▶ **Stated goal**
Without the pictures, output the records below word for word.
┌──
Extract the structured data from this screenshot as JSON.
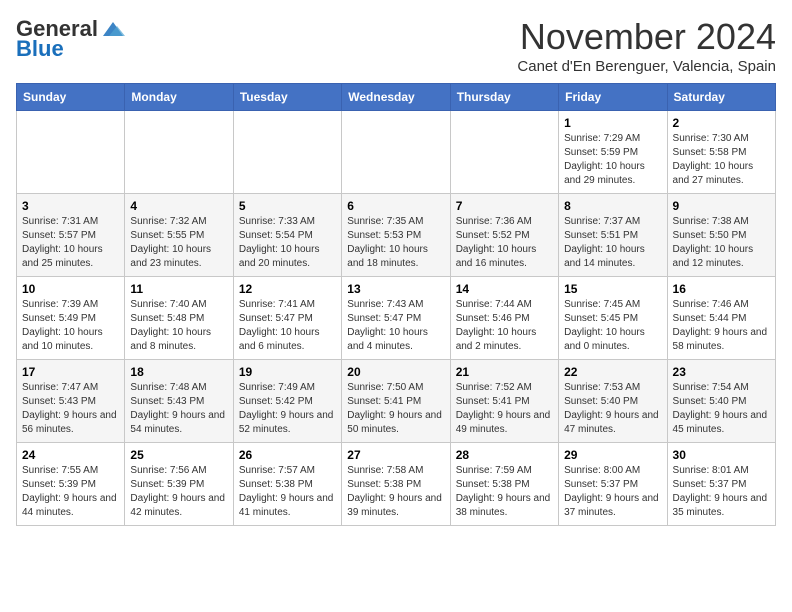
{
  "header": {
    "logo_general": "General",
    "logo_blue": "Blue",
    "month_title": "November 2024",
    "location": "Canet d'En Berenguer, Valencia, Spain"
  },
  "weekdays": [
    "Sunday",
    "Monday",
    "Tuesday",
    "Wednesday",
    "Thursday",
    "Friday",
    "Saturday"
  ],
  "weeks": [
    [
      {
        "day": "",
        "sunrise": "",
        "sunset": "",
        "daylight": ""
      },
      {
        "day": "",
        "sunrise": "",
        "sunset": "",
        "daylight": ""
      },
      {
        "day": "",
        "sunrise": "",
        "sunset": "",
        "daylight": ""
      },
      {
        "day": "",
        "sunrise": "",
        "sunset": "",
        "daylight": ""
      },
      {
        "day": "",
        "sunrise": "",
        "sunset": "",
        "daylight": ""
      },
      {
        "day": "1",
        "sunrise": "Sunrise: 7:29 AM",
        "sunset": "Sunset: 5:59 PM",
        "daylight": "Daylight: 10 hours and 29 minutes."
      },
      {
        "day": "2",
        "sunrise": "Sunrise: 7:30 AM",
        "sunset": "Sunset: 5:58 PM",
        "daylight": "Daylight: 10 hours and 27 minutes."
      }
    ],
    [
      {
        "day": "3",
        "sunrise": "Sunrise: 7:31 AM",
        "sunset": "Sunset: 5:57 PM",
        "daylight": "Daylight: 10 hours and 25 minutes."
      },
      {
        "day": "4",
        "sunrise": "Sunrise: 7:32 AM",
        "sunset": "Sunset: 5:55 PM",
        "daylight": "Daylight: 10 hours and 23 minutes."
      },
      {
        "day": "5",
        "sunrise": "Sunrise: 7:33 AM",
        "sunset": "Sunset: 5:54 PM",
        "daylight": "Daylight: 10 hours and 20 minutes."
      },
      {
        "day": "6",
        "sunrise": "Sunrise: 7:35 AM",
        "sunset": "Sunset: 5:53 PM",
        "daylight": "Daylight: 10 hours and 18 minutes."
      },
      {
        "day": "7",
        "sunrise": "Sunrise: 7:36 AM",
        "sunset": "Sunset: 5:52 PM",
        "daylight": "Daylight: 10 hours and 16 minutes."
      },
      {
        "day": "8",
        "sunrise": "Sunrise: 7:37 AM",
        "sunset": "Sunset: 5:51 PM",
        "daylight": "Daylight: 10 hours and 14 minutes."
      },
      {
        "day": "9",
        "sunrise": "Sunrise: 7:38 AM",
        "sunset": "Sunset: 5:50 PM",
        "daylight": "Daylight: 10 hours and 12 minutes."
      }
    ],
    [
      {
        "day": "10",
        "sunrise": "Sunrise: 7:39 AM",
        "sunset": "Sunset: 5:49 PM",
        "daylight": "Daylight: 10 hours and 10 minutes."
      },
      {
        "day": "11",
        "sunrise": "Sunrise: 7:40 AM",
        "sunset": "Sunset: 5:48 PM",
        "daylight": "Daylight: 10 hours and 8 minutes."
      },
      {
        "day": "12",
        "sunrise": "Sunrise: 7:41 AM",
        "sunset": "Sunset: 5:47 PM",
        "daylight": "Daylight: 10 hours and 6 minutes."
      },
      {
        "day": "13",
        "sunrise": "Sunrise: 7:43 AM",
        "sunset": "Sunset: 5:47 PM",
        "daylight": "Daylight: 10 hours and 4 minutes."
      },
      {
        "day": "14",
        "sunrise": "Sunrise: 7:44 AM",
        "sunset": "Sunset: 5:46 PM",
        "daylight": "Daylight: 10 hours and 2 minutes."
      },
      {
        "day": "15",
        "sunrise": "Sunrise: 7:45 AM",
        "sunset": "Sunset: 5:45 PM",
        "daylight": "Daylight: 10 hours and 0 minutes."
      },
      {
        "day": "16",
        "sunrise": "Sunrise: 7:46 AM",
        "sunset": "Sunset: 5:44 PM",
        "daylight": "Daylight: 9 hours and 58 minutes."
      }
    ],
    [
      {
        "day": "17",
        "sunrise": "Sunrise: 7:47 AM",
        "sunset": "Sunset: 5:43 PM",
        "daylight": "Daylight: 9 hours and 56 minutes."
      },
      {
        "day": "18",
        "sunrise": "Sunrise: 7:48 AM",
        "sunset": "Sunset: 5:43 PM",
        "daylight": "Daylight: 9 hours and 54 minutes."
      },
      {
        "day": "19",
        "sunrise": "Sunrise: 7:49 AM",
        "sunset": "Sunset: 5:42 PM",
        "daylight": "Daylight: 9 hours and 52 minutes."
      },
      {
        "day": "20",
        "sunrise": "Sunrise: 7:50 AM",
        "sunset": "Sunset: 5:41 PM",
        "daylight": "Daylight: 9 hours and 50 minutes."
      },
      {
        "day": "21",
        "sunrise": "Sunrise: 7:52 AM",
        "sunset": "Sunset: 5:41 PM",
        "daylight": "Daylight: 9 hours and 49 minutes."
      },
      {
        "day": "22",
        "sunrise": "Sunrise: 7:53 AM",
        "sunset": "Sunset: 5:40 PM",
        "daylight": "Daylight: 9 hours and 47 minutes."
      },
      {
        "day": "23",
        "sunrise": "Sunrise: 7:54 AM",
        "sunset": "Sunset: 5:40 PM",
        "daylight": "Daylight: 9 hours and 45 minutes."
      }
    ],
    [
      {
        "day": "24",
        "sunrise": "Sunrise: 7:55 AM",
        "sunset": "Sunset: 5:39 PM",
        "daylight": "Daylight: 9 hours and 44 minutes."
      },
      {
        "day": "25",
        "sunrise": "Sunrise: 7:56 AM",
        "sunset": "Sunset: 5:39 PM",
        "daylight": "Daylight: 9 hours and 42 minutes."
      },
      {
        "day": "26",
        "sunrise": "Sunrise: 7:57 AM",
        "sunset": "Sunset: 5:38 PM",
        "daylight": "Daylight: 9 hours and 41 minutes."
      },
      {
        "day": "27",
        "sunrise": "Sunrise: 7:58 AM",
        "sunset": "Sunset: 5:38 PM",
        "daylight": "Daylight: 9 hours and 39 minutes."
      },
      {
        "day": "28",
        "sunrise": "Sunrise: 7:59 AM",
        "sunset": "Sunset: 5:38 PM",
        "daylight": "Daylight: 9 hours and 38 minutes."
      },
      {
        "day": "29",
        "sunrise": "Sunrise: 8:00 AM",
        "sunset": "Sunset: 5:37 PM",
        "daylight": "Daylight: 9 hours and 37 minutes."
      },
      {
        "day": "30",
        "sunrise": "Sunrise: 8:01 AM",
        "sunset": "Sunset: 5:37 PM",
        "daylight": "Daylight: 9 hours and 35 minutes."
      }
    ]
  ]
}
└──
▶ **Response**
Extract the structured data from this screenshot as JSON.
{
  "header": {
    "logo_general": "General",
    "logo_blue": "Blue",
    "month_title": "November 2024",
    "location": "Canet d'En Berenguer, Valencia, Spain"
  },
  "weekdays": [
    "Sunday",
    "Monday",
    "Tuesday",
    "Wednesday",
    "Thursday",
    "Friday",
    "Saturday"
  ],
  "weeks": [
    [
      {
        "day": "",
        "sunrise": "",
        "sunset": "",
        "daylight": ""
      },
      {
        "day": "",
        "sunrise": "",
        "sunset": "",
        "daylight": ""
      },
      {
        "day": "",
        "sunrise": "",
        "sunset": "",
        "daylight": ""
      },
      {
        "day": "",
        "sunrise": "",
        "sunset": "",
        "daylight": ""
      },
      {
        "day": "",
        "sunrise": "",
        "sunset": "",
        "daylight": ""
      },
      {
        "day": "1",
        "sunrise": "Sunrise: 7:29 AM",
        "sunset": "Sunset: 5:59 PM",
        "daylight": "Daylight: 10 hours and 29 minutes."
      },
      {
        "day": "2",
        "sunrise": "Sunrise: 7:30 AM",
        "sunset": "Sunset: 5:58 PM",
        "daylight": "Daylight: 10 hours and 27 minutes."
      }
    ],
    [
      {
        "day": "3",
        "sunrise": "Sunrise: 7:31 AM",
        "sunset": "Sunset: 5:57 PM",
        "daylight": "Daylight: 10 hours and 25 minutes."
      },
      {
        "day": "4",
        "sunrise": "Sunrise: 7:32 AM",
        "sunset": "Sunset: 5:55 PM",
        "daylight": "Daylight: 10 hours and 23 minutes."
      },
      {
        "day": "5",
        "sunrise": "Sunrise: 7:33 AM",
        "sunset": "Sunset: 5:54 PM",
        "daylight": "Daylight: 10 hours and 20 minutes."
      },
      {
        "day": "6",
        "sunrise": "Sunrise: 7:35 AM",
        "sunset": "Sunset: 5:53 PM",
        "daylight": "Daylight: 10 hours and 18 minutes."
      },
      {
        "day": "7",
        "sunrise": "Sunrise: 7:36 AM",
        "sunset": "Sunset: 5:52 PM",
        "daylight": "Daylight: 10 hours and 16 minutes."
      },
      {
        "day": "8",
        "sunrise": "Sunrise: 7:37 AM",
        "sunset": "Sunset: 5:51 PM",
        "daylight": "Daylight: 10 hours and 14 minutes."
      },
      {
        "day": "9",
        "sunrise": "Sunrise: 7:38 AM",
        "sunset": "Sunset: 5:50 PM",
        "daylight": "Daylight: 10 hours and 12 minutes."
      }
    ],
    [
      {
        "day": "10",
        "sunrise": "Sunrise: 7:39 AM",
        "sunset": "Sunset: 5:49 PM",
        "daylight": "Daylight: 10 hours and 10 minutes."
      },
      {
        "day": "11",
        "sunrise": "Sunrise: 7:40 AM",
        "sunset": "Sunset: 5:48 PM",
        "daylight": "Daylight: 10 hours and 8 minutes."
      },
      {
        "day": "12",
        "sunrise": "Sunrise: 7:41 AM",
        "sunset": "Sunset: 5:47 PM",
        "daylight": "Daylight: 10 hours and 6 minutes."
      },
      {
        "day": "13",
        "sunrise": "Sunrise: 7:43 AM",
        "sunset": "Sunset: 5:47 PM",
        "daylight": "Daylight: 10 hours and 4 minutes."
      },
      {
        "day": "14",
        "sunrise": "Sunrise: 7:44 AM",
        "sunset": "Sunset: 5:46 PM",
        "daylight": "Daylight: 10 hours and 2 minutes."
      },
      {
        "day": "15",
        "sunrise": "Sunrise: 7:45 AM",
        "sunset": "Sunset: 5:45 PM",
        "daylight": "Daylight: 10 hours and 0 minutes."
      },
      {
        "day": "16",
        "sunrise": "Sunrise: 7:46 AM",
        "sunset": "Sunset: 5:44 PM",
        "daylight": "Daylight: 9 hours and 58 minutes."
      }
    ],
    [
      {
        "day": "17",
        "sunrise": "Sunrise: 7:47 AM",
        "sunset": "Sunset: 5:43 PM",
        "daylight": "Daylight: 9 hours and 56 minutes."
      },
      {
        "day": "18",
        "sunrise": "Sunrise: 7:48 AM",
        "sunset": "Sunset: 5:43 PM",
        "daylight": "Daylight: 9 hours and 54 minutes."
      },
      {
        "day": "19",
        "sunrise": "Sunrise: 7:49 AM",
        "sunset": "Sunset: 5:42 PM",
        "daylight": "Daylight: 9 hours and 52 minutes."
      },
      {
        "day": "20",
        "sunrise": "Sunrise: 7:50 AM",
        "sunset": "Sunset: 5:41 PM",
        "daylight": "Daylight: 9 hours and 50 minutes."
      },
      {
        "day": "21",
        "sunrise": "Sunrise: 7:52 AM",
        "sunset": "Sunset: 5:41 PM",
        "daylight": "Daylight: 9 hours and 49 minutes."
      },
      {
        "day": "22",
        "sunrise": "Sunrise: 7:53 AM",
        "sunset": "Sunset: 5:40 PM",
        "daylight": "Daylight: 9 hours and 47 minutes."
      },
      {
        "day": "23",
        "sunrise": "Sunrise: 7:54 AM",
        "sunset": "Sunset: 5:40 PM",
        "daylight": "Daylight: 9 hours and 45 minutes."
      }
    ],
    [
      {
        "day": "24",
        "sunrise": "Sunrise: 7:55 AM",
        "sunset": "Sunset: 5:39 PM",
        "daylight": "Daylight: 9 hours and 44 minutes."
      },
      {
        "day": "25",
        "sunrise": "Sunrise: 7:56 AM",
        "sunset": "Sunset: 5:39 PM",
        "daylight": "Daylight: 9 hours and 42 minutes."
      },
      {
        "day": "26",
        "sunrise": "Sunrise: 7:57 AM",
        "sunset": "Sunset: 5:38 PM",
        "daylight": "Daylight: 9 hours and 41 minutes."
      },
      {
        "day": "27",
        "sunrise": "Sunrise: 7:58 AM",
        "sunset": "Sunset: 5:38 PM",
        "daylight": "Daylight: 9 hours and 39 minutes."
      },
      {
        "day": "28",
        "sunrise": "Sunrise: 7:59 AM",
        "sunset": "Sunset: 5:38 PM",
        "daylight": "Daylight: 9 hours and 38 minutes."
      },
      {
        "day": "29",
        "sunrise": "Sunrise: 8:00 AM",
        "sunset": "Sunset: 5:37 PM",
        "daylight": "Daylight: 9 hours and 37 minutes."
      },
      {
        "day": "30",
        "sunrise": "Sunrise: 8:01 AM",
        "sunset": "Sunset: 5:37 PM",
        "daylight": "Daylight: 9 hours and 35 minutes."
      }
    ]
  ]
}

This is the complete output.